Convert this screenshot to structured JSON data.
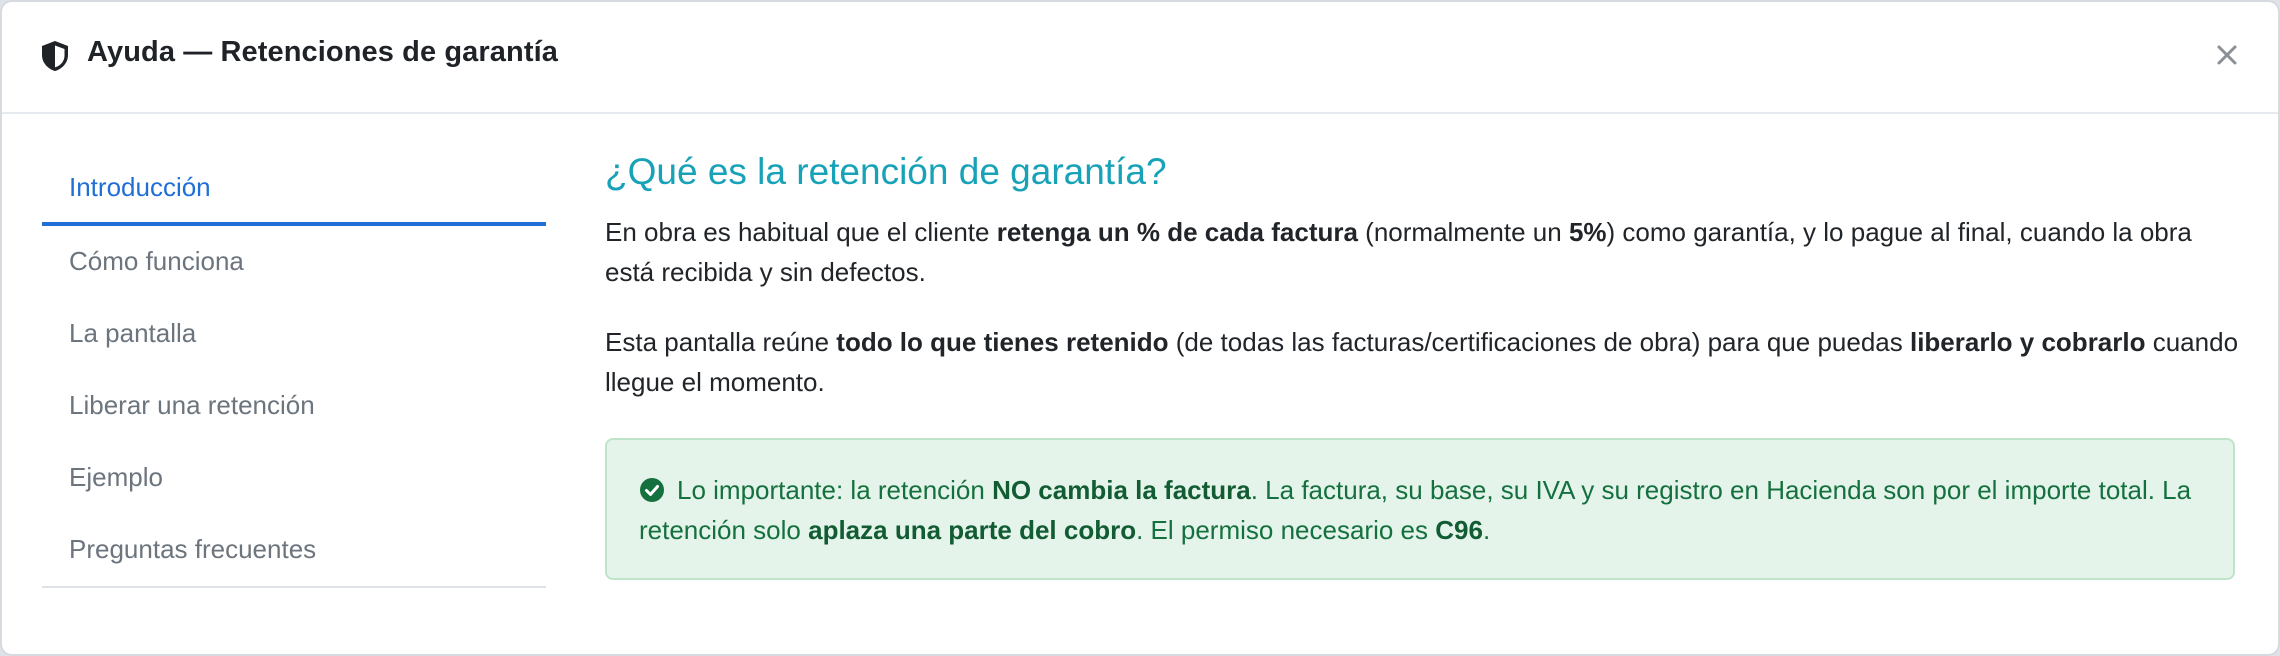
{
  "header": {
    "title": "Ayuda — Retenciones de garantía",
    "icon": "shield-icon",
    "close_icon": "close-icon"
  },
  "sidebar": {
    "items": [
      {
        "label": "Introducción",
        "active": true
      },
      {
        "label": "Cómo funciona",
        "active": false
      },
      {
        "label": "La pantalla",
        "active": false
      },
      {
        "label": "Liberar una retención",
        "active": false
      },
      {
        "label": "Ejemplo",
        "active": false
      },
      {
        "label": "Preguntas frecuentes",
        "active": false
      }
    ]
  },
  "content": {
    "heading": "¿Qué es la retención de garantía?",
    "p1": {
      "t1": "En obra es habitual que el cliente ",
      "b1": "retenga un % de cada factura",
      "t2": " (normalmente un ",
      "b2": "5%",
      "t3": ") como garantía, y lo pague al final, cuando la obra está recibida y sin defectos."
    },
    "p2": {
      "t1": "Esta pantalla reúne ",
      "b1": "todo lo que tienes retenido",
      "t2": " (de todas las facturas/certificaciones de obra) para que puedas ",
      "b2": "liberarlo y cobrarlo",
      "t3": " cuando llegue el momento."
    },
    "alert": {
      "icon": "check-circle-icon",
      "t1": "Lo importante: la retención ",
      "b1": "NO cambia la factura",
      "t2": ". La factura, su base, su IVA y su registro en Hacienda son por el importe total. La retención solo ",
      "b2": "aplaza una parte del cobro",
      "t3": ". El permiso necesario es ",
      "b3": "C96",
      "t4": "."
    }
  },
  "colors": {
    "accent": "#1f6fd6",
    "heading": "#17a2b8",
    "alert_bg": "#e5f4ea",
    "alert_text": "#15703f"
  }
}
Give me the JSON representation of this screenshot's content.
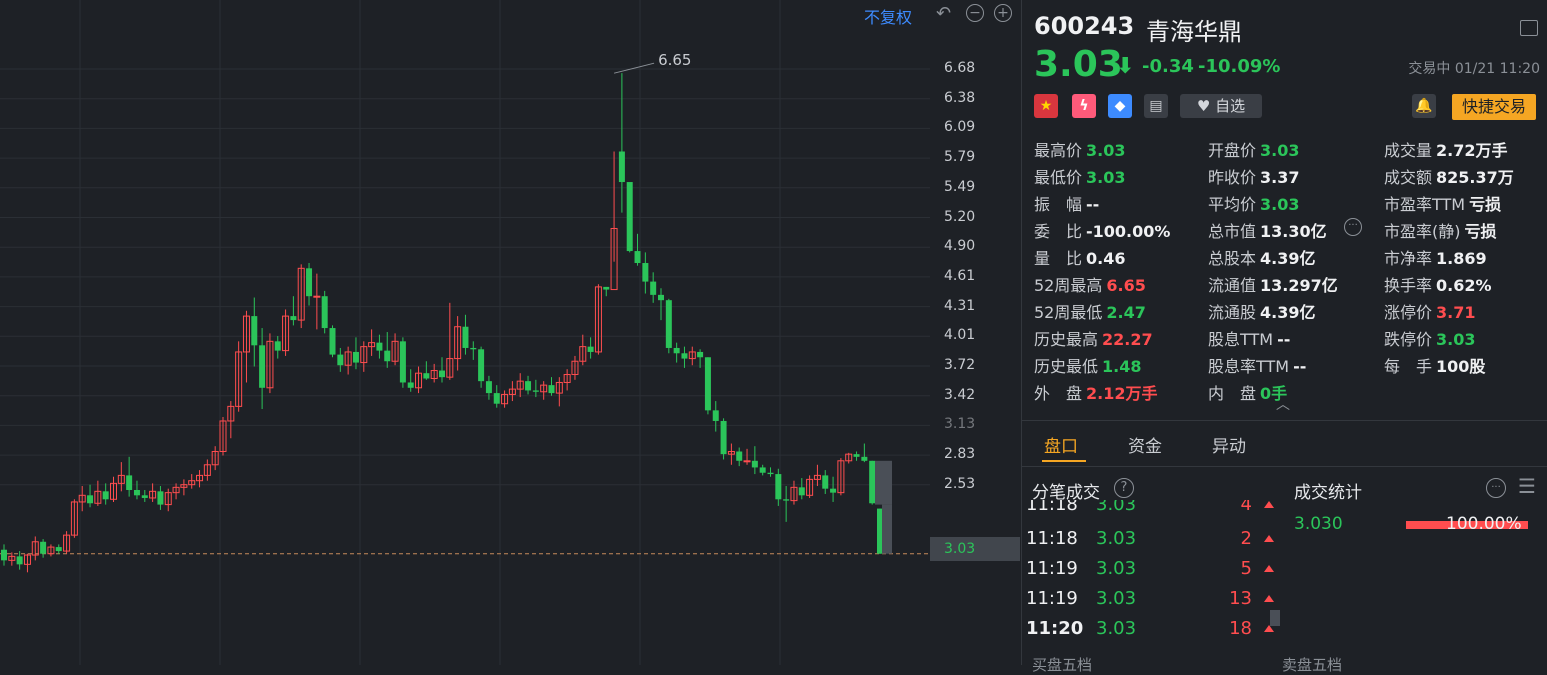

########################################

■ WHAT YOU SHOULD DO ■
Exclude the pictures. Write out the remaining data exactly.

■ COMPLETE ANSWER ■
Convert this screenshot to structured JSON data.
{
  "header": {
    "title": "Ayuda — Retenciones de garantía",
    "icon": "shield-icon",
    "close_icon": "close-icon"
  },
  "sidebar": {
    "items": [
      {
        "label": "Introducción",
        "active": true
      },
      {
        "label": "Cómo funciona",
        "active": false
      },
      {
        "label": "La pantalla",
        "active": false
      },
      {
        "label": "Liberar una retención",
        "active": false
      },
      {
        "label": "Ejemplo",
        "active": false
      },
      {
        "label": "Preguntas frecuentes",
        "active": false
      }
    ]
  },
  "content": {
    "heading": "¿Qué es la retención de garantía?",
    "p1": {
      "t1": "En obra es habitual que el cliente ",
      "b1": "retenga un % de cada factura",
      "t2": " (normalmente un ",
      "b2": "5%",
      "t3": ") como garantía, y lo pague al final, cuando la obra está recibida y sin defectos."
    },
    "p2": {
      "t1": "Esta pantalla reúne ",
      "b1": "todo lo que tienes retenido",
      "t2": " (de todas las facturas/certificaciones de obra) para que puedas ",
      "b2": "liberarlo y cobrarlo",
      "t3": " cuando llegue el momento."
    },
    "alert": {
      "icon": "check-circle-icon",
      "t1": "Lo importante: la retención ",
      "b1": "NO cambia la factura",
      "t2": ". La factura, su base, su IVA y su registro en Hacienda son por el importe total. La retención solo ",
      "b2": "aplaza una parte del cobro",
      "t3": ". El permiso necesario es ",
      "b3": "C96",
      "t4": "."
    }
  },
  "colors": {
    "accent": "#1f6fd6",
    "heading": "#17a2b8",
    "alert_bg": "#e5f4ea",
    "alert_text": "#15703f"
  }
}
Give me the JSON representation of this screenshot's content.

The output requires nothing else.